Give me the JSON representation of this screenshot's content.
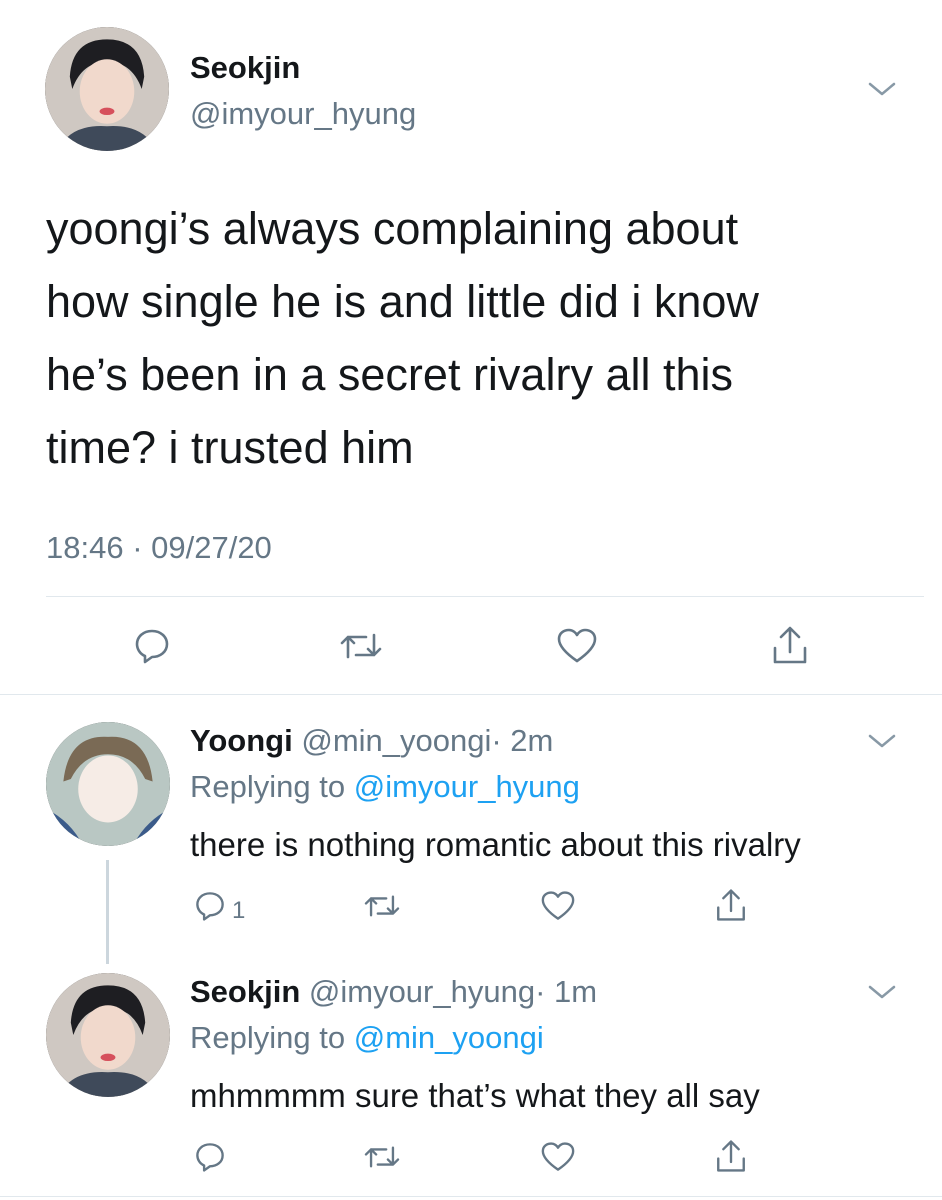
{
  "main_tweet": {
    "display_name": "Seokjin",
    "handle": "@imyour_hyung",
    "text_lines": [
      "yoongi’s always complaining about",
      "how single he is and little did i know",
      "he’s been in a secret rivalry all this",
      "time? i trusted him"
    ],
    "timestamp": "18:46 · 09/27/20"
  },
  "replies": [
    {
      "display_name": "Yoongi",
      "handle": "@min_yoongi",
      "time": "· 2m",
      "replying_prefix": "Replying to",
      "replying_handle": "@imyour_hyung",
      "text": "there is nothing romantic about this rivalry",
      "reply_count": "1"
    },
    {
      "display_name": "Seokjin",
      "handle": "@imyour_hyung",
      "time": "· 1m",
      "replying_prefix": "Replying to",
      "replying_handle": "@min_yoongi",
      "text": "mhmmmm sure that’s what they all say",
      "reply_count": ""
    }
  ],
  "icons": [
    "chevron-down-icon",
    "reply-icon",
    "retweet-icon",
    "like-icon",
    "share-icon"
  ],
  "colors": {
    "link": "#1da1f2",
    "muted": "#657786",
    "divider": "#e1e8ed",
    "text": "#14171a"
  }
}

● ● ● ●

- [Exercise directions] Return each line of the data, keeping its wording exact and omitting pictures.

- [Answer to the task]
Give me the JSON representation of this screenshot's content.
{
  "main_tweet": {
    "display_name": "Seokjin",
    "handle": "@imyour_hyung",
    "text_lines": [
      "yoongi’s always complaining about",
      "how single he is and little did i know",
      "he’s been in a secret rivalry all this",
      "time? i trusted him"
    ],
    "timestamp": "18:46 · 09/27/20"
  },
  "replies": [
    {
      "display_name": "Yoongi",
      "handle": "@min_yoongi",
      "time": "· 2m",
      "replying_prefix": "Replying to",
      "replying_handle": "@imyour_hyung",
      "text": "there is nothing romantic about this rivalry",
      "reply_count": "1"
    },
    {
      "display_name": "Seokjin",
      "handle": "@imyour_hyung",
      "time": "· 1m",
      "replying_prefix": "Replying to",
      "replying_handle": "@min_yoongi",
      "text": "mhmmmm sure that’s what they all say",
      "reply_count": ""
    }
  ],
  "icons": [
    "chevron-down-icon",
    "reply-icon",
    "retweet-icon",
    "like-icon",
    "share-icon"
  ],
  "colors": {
    "link": "#1da1f2",
    "muted": "#657786",
    "divider": "#e1e8ed",
    "text": "#14171a"
  }
}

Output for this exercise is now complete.